What to do
Copy each line that contains the string "text".

Records for this task
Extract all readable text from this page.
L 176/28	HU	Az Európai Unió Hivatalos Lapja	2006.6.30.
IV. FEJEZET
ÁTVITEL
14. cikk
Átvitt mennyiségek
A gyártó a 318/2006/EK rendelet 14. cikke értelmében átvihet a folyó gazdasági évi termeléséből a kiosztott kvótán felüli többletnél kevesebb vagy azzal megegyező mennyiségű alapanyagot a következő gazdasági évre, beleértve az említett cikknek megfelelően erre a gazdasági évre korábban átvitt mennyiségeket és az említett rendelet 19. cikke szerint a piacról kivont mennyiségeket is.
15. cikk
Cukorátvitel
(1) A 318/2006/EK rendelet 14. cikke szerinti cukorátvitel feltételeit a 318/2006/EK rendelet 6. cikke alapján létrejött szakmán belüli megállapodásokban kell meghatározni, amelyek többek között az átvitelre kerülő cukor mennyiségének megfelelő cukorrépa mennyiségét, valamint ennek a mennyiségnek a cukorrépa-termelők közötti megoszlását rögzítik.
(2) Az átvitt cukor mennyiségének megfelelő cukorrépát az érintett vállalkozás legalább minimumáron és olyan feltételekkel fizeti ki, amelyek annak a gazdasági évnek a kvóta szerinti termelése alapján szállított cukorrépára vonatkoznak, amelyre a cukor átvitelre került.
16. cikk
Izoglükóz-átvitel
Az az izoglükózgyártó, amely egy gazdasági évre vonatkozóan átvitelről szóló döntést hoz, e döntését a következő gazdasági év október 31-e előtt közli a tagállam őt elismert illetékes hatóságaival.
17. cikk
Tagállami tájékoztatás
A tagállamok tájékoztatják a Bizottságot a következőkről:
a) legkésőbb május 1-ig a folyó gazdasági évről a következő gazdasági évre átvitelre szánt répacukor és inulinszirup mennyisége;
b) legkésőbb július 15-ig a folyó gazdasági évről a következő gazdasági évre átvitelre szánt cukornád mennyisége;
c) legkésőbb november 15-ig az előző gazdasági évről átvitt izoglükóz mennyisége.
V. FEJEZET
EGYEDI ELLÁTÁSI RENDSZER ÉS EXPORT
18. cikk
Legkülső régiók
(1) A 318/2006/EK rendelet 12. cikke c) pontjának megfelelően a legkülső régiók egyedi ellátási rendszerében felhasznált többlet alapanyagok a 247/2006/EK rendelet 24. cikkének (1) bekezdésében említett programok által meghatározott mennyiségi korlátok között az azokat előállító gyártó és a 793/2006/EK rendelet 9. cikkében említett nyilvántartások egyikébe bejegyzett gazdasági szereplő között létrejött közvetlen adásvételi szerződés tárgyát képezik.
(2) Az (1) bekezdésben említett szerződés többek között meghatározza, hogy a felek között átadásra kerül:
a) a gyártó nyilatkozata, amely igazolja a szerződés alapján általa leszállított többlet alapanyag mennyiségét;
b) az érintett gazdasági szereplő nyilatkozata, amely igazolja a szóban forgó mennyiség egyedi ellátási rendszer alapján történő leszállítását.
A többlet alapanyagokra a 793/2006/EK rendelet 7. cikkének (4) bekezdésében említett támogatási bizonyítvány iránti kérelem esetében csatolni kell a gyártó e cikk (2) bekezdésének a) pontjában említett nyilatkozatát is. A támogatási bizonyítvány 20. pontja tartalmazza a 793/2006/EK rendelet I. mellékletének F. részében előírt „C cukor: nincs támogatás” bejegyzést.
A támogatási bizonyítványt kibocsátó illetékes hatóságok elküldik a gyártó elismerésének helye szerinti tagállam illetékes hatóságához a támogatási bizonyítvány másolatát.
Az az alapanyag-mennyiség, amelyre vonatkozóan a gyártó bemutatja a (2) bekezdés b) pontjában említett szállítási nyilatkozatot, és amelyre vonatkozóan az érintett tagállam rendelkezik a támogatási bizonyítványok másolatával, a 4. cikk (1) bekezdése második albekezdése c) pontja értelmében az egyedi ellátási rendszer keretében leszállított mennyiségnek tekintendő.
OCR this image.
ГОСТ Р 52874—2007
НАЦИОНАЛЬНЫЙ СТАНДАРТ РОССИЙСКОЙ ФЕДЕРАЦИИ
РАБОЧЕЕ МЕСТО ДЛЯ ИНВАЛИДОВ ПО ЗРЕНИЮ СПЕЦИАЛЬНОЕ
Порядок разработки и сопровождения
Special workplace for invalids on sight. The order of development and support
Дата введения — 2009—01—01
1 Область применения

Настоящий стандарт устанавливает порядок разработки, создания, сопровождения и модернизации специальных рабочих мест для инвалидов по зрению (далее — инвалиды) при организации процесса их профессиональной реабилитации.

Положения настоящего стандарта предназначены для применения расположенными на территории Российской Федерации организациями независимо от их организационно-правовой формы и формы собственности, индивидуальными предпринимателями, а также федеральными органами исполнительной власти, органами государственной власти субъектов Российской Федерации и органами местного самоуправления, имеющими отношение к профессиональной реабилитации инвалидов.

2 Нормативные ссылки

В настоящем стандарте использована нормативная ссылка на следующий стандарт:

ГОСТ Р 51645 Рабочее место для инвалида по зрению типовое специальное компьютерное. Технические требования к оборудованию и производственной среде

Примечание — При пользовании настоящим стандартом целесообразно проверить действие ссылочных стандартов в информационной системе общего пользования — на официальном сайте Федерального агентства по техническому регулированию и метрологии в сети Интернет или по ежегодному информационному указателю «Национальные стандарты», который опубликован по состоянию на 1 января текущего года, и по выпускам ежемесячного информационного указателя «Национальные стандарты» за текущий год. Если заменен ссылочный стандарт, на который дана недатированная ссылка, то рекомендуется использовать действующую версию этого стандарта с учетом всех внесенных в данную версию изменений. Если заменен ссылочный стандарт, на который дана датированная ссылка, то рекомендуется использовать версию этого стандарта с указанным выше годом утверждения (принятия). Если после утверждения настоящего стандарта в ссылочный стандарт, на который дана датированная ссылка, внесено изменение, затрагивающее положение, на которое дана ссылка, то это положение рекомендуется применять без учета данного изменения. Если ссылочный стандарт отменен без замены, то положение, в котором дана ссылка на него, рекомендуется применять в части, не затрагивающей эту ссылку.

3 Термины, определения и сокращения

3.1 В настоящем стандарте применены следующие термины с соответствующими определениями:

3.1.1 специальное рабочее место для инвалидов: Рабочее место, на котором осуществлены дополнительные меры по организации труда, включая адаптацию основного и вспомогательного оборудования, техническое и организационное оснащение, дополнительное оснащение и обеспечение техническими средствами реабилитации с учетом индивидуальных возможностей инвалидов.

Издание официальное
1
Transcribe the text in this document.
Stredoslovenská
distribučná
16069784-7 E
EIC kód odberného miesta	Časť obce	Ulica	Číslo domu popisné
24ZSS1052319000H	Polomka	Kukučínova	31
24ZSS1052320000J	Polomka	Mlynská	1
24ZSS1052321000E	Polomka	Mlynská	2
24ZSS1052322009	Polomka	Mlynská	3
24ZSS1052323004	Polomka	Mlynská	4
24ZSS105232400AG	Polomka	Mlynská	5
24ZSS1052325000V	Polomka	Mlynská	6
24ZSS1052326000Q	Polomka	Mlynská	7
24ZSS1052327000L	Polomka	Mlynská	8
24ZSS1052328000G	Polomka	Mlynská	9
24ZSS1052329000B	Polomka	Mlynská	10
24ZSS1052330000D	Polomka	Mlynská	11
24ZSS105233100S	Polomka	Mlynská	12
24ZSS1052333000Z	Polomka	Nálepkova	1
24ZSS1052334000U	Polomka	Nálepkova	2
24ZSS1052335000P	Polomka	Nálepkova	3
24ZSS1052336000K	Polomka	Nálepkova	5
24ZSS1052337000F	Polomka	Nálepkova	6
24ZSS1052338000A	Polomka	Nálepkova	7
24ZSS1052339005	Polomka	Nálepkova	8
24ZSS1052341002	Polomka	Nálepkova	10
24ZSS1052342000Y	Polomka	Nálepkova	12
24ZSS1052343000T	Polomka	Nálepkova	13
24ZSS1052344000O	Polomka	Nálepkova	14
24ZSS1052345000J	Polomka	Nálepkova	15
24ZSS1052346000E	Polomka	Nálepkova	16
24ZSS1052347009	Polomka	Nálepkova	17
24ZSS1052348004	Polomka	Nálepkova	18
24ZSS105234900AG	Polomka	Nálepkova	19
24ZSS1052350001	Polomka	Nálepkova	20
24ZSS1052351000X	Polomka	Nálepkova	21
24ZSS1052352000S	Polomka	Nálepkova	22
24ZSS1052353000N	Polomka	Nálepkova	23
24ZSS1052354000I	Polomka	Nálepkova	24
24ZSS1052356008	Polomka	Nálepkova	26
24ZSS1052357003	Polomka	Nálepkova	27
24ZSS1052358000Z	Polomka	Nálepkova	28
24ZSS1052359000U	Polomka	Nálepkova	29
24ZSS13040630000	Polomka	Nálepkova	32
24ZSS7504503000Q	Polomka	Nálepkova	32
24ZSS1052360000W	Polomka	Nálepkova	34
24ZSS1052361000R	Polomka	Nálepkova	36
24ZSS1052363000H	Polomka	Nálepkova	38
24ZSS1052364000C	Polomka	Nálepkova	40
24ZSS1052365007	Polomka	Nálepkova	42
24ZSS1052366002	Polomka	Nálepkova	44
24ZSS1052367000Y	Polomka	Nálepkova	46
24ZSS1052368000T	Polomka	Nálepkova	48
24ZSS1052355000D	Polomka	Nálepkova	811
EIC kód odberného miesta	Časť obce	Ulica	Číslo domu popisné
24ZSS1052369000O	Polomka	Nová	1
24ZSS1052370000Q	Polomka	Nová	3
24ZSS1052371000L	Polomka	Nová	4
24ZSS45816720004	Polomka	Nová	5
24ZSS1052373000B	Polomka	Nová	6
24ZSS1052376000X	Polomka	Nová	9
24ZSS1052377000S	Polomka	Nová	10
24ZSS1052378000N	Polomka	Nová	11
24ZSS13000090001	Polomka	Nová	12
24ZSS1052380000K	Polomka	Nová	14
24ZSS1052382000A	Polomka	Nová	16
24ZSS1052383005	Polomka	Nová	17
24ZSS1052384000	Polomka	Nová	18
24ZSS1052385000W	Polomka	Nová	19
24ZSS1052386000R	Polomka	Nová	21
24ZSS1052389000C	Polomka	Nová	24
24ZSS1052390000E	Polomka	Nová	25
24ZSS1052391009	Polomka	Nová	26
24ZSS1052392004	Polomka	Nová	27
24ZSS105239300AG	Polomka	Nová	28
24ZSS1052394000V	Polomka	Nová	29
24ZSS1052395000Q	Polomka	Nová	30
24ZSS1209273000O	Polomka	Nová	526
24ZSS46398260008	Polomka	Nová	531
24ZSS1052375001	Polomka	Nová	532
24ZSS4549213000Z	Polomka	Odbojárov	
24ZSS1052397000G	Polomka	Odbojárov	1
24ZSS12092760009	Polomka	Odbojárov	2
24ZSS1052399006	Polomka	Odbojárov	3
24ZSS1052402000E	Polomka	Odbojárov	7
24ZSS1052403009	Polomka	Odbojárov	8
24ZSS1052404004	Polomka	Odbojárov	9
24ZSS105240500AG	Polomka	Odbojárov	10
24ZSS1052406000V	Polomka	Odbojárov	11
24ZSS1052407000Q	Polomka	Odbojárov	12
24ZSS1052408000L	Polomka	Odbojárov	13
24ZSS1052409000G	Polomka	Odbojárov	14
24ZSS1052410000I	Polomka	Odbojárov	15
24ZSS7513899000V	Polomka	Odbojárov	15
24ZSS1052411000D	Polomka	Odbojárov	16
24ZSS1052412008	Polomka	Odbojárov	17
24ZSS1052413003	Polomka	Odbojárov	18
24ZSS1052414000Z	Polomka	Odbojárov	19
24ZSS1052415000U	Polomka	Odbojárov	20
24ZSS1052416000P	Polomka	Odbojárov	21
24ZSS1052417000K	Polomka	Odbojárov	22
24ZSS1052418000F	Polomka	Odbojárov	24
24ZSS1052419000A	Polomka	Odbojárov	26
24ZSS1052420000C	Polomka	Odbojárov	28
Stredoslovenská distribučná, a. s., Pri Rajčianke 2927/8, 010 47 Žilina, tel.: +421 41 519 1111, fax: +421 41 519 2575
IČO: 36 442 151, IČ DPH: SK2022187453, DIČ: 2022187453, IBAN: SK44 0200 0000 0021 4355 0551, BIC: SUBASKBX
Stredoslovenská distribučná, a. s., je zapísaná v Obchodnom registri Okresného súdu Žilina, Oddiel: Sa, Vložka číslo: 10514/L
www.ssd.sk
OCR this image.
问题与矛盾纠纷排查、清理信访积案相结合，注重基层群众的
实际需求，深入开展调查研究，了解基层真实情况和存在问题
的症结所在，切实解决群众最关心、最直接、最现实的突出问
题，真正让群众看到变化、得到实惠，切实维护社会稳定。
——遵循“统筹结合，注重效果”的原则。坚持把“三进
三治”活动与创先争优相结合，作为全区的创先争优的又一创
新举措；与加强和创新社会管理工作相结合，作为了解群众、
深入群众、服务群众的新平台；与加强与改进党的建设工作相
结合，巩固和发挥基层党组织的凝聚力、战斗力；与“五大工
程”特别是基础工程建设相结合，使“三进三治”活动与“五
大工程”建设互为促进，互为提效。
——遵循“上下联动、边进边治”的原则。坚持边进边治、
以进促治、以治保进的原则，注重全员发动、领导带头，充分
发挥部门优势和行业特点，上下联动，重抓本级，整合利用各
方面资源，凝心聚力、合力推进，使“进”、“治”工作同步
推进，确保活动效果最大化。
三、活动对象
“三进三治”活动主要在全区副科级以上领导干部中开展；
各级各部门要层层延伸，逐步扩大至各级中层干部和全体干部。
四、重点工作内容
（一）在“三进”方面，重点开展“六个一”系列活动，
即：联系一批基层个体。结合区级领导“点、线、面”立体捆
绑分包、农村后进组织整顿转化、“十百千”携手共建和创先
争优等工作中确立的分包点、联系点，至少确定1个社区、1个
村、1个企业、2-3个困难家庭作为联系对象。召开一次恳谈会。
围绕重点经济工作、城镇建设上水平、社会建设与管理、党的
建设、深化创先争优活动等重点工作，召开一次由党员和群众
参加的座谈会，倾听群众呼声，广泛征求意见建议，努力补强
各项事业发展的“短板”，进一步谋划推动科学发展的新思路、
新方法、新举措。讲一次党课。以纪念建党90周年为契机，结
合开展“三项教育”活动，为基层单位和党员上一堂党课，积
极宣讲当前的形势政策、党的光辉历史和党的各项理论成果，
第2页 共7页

Response to this exercise
Extract all readable text from this page.
Transcribe the text in this document.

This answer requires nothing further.